_Entries provided:_
===============

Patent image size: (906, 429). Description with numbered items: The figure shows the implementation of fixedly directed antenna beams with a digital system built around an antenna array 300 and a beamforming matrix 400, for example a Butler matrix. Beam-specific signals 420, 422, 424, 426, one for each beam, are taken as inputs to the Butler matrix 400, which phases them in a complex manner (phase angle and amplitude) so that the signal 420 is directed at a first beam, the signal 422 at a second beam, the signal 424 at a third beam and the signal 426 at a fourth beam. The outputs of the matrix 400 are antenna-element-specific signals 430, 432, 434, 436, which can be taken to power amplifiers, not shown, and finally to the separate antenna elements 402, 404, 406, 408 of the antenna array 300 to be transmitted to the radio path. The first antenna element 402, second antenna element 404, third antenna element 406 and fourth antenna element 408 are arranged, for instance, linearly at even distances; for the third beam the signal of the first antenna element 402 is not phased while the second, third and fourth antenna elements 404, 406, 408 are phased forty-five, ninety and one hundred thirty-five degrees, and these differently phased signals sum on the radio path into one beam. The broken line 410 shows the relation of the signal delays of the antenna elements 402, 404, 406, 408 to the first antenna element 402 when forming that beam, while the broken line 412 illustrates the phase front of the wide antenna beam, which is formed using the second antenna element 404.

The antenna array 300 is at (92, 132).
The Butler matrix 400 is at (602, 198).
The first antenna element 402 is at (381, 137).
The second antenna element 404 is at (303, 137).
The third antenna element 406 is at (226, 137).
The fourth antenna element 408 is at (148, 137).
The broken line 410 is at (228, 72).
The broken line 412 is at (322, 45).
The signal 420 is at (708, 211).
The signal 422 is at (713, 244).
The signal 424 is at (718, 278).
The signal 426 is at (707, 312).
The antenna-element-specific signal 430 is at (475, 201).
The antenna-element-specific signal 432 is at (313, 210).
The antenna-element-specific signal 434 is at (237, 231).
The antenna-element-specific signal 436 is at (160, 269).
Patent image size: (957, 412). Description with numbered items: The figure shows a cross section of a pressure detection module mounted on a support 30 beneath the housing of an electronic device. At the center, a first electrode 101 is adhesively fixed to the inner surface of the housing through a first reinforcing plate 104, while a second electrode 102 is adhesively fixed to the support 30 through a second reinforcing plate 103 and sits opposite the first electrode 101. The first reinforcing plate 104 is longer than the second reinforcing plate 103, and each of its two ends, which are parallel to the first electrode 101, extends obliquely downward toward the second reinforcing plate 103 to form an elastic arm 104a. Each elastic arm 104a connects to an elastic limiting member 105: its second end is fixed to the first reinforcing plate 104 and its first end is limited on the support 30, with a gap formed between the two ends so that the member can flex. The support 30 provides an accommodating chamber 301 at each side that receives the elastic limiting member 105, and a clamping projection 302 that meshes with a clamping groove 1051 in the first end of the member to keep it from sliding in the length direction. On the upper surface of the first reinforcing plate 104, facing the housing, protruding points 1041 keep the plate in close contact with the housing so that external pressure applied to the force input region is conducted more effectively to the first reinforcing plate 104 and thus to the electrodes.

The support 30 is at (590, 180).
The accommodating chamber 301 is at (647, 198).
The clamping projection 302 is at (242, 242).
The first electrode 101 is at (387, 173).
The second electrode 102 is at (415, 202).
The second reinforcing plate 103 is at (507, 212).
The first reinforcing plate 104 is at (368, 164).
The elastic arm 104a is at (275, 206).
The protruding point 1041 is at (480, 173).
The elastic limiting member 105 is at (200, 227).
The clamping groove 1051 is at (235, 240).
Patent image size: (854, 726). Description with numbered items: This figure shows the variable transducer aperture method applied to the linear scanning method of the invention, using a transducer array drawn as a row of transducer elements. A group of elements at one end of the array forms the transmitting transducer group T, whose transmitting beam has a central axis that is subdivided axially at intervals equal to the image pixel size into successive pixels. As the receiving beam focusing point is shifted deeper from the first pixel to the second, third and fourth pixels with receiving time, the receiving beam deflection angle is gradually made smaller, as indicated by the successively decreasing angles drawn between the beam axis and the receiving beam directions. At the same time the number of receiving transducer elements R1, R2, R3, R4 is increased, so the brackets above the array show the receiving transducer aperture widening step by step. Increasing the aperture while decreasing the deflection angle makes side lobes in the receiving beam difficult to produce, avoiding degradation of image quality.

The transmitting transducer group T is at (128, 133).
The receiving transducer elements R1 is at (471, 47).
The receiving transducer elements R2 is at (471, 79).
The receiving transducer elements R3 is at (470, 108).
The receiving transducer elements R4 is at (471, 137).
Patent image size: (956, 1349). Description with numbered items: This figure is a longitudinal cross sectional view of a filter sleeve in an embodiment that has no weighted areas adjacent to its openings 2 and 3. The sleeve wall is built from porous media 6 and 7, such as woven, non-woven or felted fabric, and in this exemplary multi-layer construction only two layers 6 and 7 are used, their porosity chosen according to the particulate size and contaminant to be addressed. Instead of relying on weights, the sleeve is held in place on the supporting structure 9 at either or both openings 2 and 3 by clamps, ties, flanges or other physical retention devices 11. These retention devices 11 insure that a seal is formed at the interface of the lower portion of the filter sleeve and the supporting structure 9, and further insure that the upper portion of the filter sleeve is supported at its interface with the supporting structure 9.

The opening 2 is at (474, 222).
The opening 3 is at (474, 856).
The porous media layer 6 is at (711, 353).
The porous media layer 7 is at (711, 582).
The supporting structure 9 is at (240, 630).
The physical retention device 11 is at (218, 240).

===============

_Written task:_ Rewrite the listing above, switching every "Patent image size" to "Drawing size" and leaving everything else as it is.

_Complete answer:_
Drawing size: (906, 429). Description with numbered items: The figure shows the implementation of fixedly directed antenna beams with a digital system built around an antenna array 300 and a beamforming matrix 400, for example a Butler matrix. Beam-specific signals 420, 422, 424, 426, one for each beam, are taken as inputs to the Butler matrix 400, which phases them in a complex manner (phase angle and amplitude) so that the signal 420 is directed at a first beam, the signal 422 at a second beam, the signal 424 at a third beam and the signal 426 at a fourth beam. The outputs of the matrix 400 are antenna-element-specific signals 430, 432, 434, 436, which can be taken to power amplifiers, not shown, and finally to the separate antenna elements 402, 404, 406, 408 of the antenna array 300 to be transmitted to the radio path. The first antenna element 402, second antenna element 404, third antenna element 406 and fourth antenna element 408 are arranged, for instance, linearly at even distances; for the third beam the signal of the first antenna element 402 is not phased while the second, third and fourth antenna elements 404, 406, 408 are phased forty-five, ninety and one hundred thirty-five degrees, and these differently phased signals sum on the radio path into one beam. The broken line 410 shows the relation of the signal delays of the antenna elements 402, 404, 406, 408 to the first antenna element 402 when forming that beam, while the broken line 412 illustrates the phase front of the wide antenna beam, which is formed using the second antenna element 404.

The antenna array 300 is at (92, 132).
The Butler matrix 400 is at (602, 198).
The first antenna element 402 is at (381, 137).
The second antenna element 404 is at (303, 137).
The third antenna element 406 is at (226, 137).
The fourth antenna element 408 is at (148, 137).
The broken line 410 is at (228, 72).
The broken line 412 is at (322, 45).
The signal 420 is at (708, 211).
The signal 422 is at (713, 244).
The signal 424 is at (718, 278).
The signal 426 is at (707, 312).
The antenna-element-specific signal 430 is at (475, 201).
The antenna-element-specific signal 432 is at (313, 210).
The antenna-element-specific signal 434 is at (237, 231).
The antenna-element-specific signal 436 is at (160, 269).
Drawing size: (957, 412). Description with numbered items: The figure shows a cross section of a pressure detection module mounted on a support 30 beneath the housing of an electronic device. At the center, a first electrode 101 is adhesively fixed to the inner surface of the housing through a first reinforcing plate 104, while a second electrode 102 is adhesively fixed to the support 30 through a second reinforcing plate 103 and sits opposite the first electrode 101. The first reinforcing plate 104 is longer than the second reinforcing plate 103, and each of its two ends, which are parallel to the first electrode 101, extends obliquely downward toward the second reinforcing plate 103 to form an elastic arm 104a. Each elastic arm 104a connects to an elastic limiting member 105: its second end is fixed to the first reinforcing plate 104 and its first end is limited on the support 30, with a gap formed between the two ends so that the member can flex. The support 30 provides an accommodating chamber 301 at each side that receives the elastic limiting member 105, and a clamping projection 302 that meshes with a clamping groove 1051 in the first end of the member to keep it from sliding in the length direction. On the upper surface of the first reinforcing plate 104, facing the housing, protruding points 1041 keep the plate in close contact with the housing so that external pressure applied to the force input region is conducted more effectively to the first reinforcing plate 104 and thus to the electrodes.

The support 30 is at (590, 180).
The accommodating chamber 301 is at (647, 198).
The clamping projection 302 is at (242, 242).
The first electrode 101 is at (387, 173).
The second electrode 102 is at (415, 202).
The second reinforcing plate 103 is at (507, 212).
The first reinforcing plate 104 is at (368, 164).
The elastic arm 104a is at (275, 206).
The protruding point 1041 is at (480, 173).
The elastic limiting member 105 is at (200, 227).
The clamping groove 1051 is at (235, 240).
Drawing size: (854, 726). Description with numbered items: This figure shows the variable transducer aperture method applied to the linear scanning method of the invention, using a transducer array drawn as a row of transducer elements. A group of elements at one end of the array forms the transmitting transducer group T, whose transmitting beam has a central axis that is subdivided axially at intervals equal to the image pixel size into successive pixels. As the receiving beam focusing point is shifted deeper from the first pixel to the second, third and fourth pixels with receiving time, the receiving beam deflection angle is gradually made smaller, as indicated by the successively decreasing angles drawn between the beam axis and the receiving beam directions. At the same time the number of receiving transducer elements R1, R2, R3, R4 is increased, so the brackets above the array show the receiving transducer aperture widening step by step. Increasing the aperture while decreasing the deflection angle makes side lobes in the receiving beam difficult to produce, avoiding degradation of image quality.

The transmitting transducer group T is at (128, 133).
The receiving transducer elements R1 is at (471, 47).
The receiving transducer elements R2 is at (471, 79).
The receiving transducer elements R3 is at (470, 108).
The receiving transducer elements R4 is at (471, 137).
Drawing size: (956, 1349). Description with numbered items: This figure is a longitudinal cross sectional view of a filter sleeve in an embodiment that has no weighted areas adjacent to its openings 2 and 3. The sleeve wall is built from porous media 6 and 7, such as woven, non-woven or felted fabric, and in this exemplary multi-layer construction only two layers 6 and 7 are used, their porosity chosen according to the particulate size and contaminant to be addressed. Instead of relying on weights, the sleeve is held in place on the supporting structure 9 at either or both openings 2 and 3 by clamps, ties, flanges or other physical retention devices 11. These retention devices 11 insure that a seal is formed at the interface of the lower portion of the filter sleeve and the supporting structure 9, and further insure that the upper portion of the filter sleeve is supported at its interface with the supporting structure 9.

The opening 2 is at (474, 222).
The opening 3 is at (474, 856).
The porous media layer 6 is at (711, 353).
The porous media layer 7 is at (711, 582).
The supporting structure 9 is at (240, 630).
The physical retention device 11 is at (218, 240).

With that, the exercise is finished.